Exercise directions
Since only the text is wanted, print every entry below exactly and omit the images.

═══ Exercise data

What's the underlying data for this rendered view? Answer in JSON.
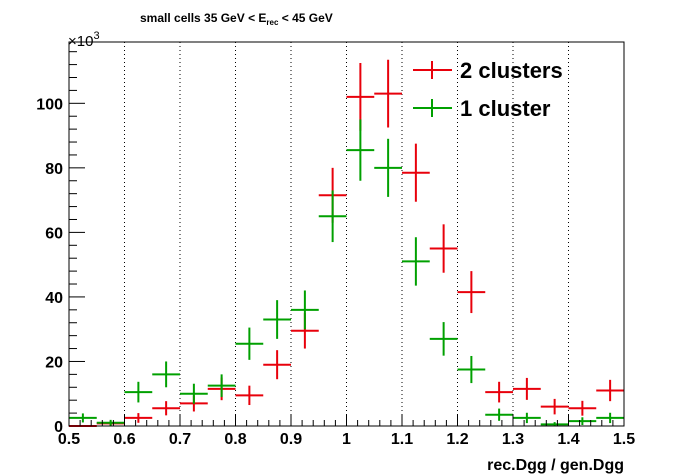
{
  "chart_data": {
    "type": "scatter",
    "title": "small cells 35 GeV < E",
    "title_sub": "rec",
    "title_tail": " < 45 GeV",
    "xlabel": "rec.Dgg / gen.Dgg",
    "ylabel": "",
    "y_multiplier_base": "×10",
    "y_multiplier_exp": "3",
    "xlim": [
      0.5,
      1.5
    ],
    "ylim": [
      0,
      119
    ],
    "x_ticks": [
      0.5,
      0.6,
      0.7,
      0.8,
      0.9,
      1.0,
      1.1,
      1.2,
      1.3,
      1.4,
      1.5
    ],
    "x_tick_labels": [
      "0.5",
      "0.6",
      "0.7",
      "0.8",
      "0.9",
      "1",
      "1.1",
      "1.2",
      "1.3",
      "1.4",
      "1.5"
    ],
    "y_ticks": [
      0,
      20,
      40,
      60,
      80,
      100
    ],
    "y_tick_labels": [
      "0",
      "20",
      "40",
      "60",
      "80",
      "100"
    ],
    "bin_width": 0.05,
    "vertical_dotted_lines": [
      0.6,
      0.7,
      0.8,
      0.9,
      1.0,
      1.1,
      1.2,
      1.3,
      1.4
    ],
    "legend_position": "top-right",
    "series": [
      {
        "name": "2 clusters",
        "color": "#e8000b",
        "x": [
          0.525,
          0.575,
          0.625,
          0.675,
          0.725,
          0.775,
          0.825,
          0.875,
          0.925,
          0.975,
          1.025,
          1.075,
          1.125,
          1.175,
          1.225,
          1.275,
          1.325,
          1.375,
          1.425,
          1.475
        ],
        "y": [
          0,
          0.8,
          2.5,
          5.5,
          7,
          11.5,
          9.5,
          19,
          29.5,
          71.5,
          102,
          103,
          78.5,
          55,
          41.5,
          10.5,
          11.5,
          6,
          5.5,
          11
        ],
        "err": [
          0,
          0.7,
          1.5,
          2.2,
          2.5,
          3.5,
          3,
          4.5,
          5.5,
          8.5,
          10.5,
          10.5,
          9,
          7.5,
          6.5,
          3.2,
          3.4,
          2.4,
          2.3,
          3.3
        ]
      },
      {
        "name": "1 cluster",
        "color": "#00a000",
        "x": [
          0.525,
          0.575,
          0.625,
          0.675,
          0.725,
          0.775,
          0.825,
          0.875,
          0.925,
          0.975,
          1.025,
          1.075,
          1.125,
          1.175,
          1.225,
          1.275,
          1.325,
          1.375,
          1.425,
          1.475
        ],
        "y": [
          2.5,
          1,
          10.5,
          16,
          10,
          12.5,
          25.5,
          33,
          36,
          65,
          85.5,
          80,
          51,
          27,
          17.5,
          3.5,
          2.5,
          0.5,
          1.5,
          2.5
        ],
        "err": [
          1.4,
          0.9,
          3.2,
          4,
          3.1,
          3.5,
          5,
          6,
          6,
          8,
          9.5,
          9,
          7.5,
          5.2,
          4.2,
          1.9,
          1.6,
          0.7,
          1.2,
          1.6
        ]
      }
    ]
  }
}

══════

Solution
What's the underlying data for this rendered view? Answer in JSON.
{
  "chart_data": {
    "type": "scatter",
    "title": "small cells 35 GeV < E",
    "title_sub": "rec",
    "title_tail": " < 45 GeV",
    "xlabel": "rec.Dgg / gen.Dgg",
    "ylabel": "",
    "y_multiplier_base": "×10",
    "y_multiplier_exp": "3",
    "xlim": [
      0.5,
      1.5
    ],
    "ylim": [
      0,
      119
    ],
    "x_ticks": [
      0.5,
      0.6,
      0.7,
      0.8,
      0.9,
      1.0,
      1.1,
      1.2,
      1.3,
      1.4,
      1.5
    ],
    "x_tick_labels": [
      "0.5",
      "0.6",
      "0.7",
      "0.8",
      "0.9",
      "1",
      "1.1",
      "1.2",
      "1.3",
      "1.4",
      "1.5"
    ],
    "y_ticks": [
      0,
      20,
      40,
      60,
      80,
      100
    ],
    "y_tick_labels": [
      "0",
      "20",
      "40",
      "60",
      "80",
      "100"
    ],
    "bin_width": 0.05,
    "vertical_dotted_lines": [
      0.6,
      0.7,
      0.8,
      0.9,
      1.0,
      1.1,
      1.2,
      1.3,
      1.4
    ],
    "legend_position": "top-right",
    "series": [
      {
        "name": "2 clusters",
        "color": "#e8000b",
        "x": [
          0.525,
          0.575,
          0.625,
          0.675,
          0.725,
          0.775,
          0.825,
          0.875,
          0.925,
          0.975,
          1.025,
          1.075,
          1.125,
          1.175,
          1.225,
          1.275,
          1.325,
          1.375,
          1.425,
          1.475
        ],
        "y": [
          0,
          0.8,
          2.5,
          5.5,
          7,
          11.5,
          9.5,
          19,
          29.5,
          71.5,
          102,
          103,
          78.5,
          55,
          41.5,
          10.5,
          11.5,
          6,
          5.5,
          11
        ],
        "err": [
          0,
          0.7,
          1.5,
          2.2,
          2.5,
          3.5,
          3,
          4.5,
          5.5,
          8.5,
          10.5,
          10.5,
          9,
          7.5,
          6.5,
          3.2,
          3.4,
          2.4,
          2.3,
          3.3
        ]
      },
      {
        "name": "1 cluster",
        "color": "#00a000",
        "x": [
          0.525,
          0.575,
          0.625,
          0.675,
          0.725,
          0.775,
          0.825,
          0.875,
          0.925,
          0.975,
          1.025,
          1.075,
          1.125,
          1.175,
          1.225,
          1.275,
          1.325,
          1.375,
          1.425,
          1.475
        ],
        "y": [
          2.5,
          1,
          10.5,
          16,
          10,
          12.5,
          25.5,
          33,
          36,
          65,
          85.5,
          80,
          51,
          27,
          17.5,
          3.5,
          2.5,
          0.5,
          1.5,
          2.5
        ],
        "err": [
          1.4,
          0.9,
          3.2,
          4,
          3.1,
          3.5,
          5,
          6,
          6,
          8,
          9.5,
          9,
          7.5,
          5.2,
          4.2,
          1.9,
          1.6,
          0.7,
          1.2,
          1.6
        ]
      }
    ]
  }
}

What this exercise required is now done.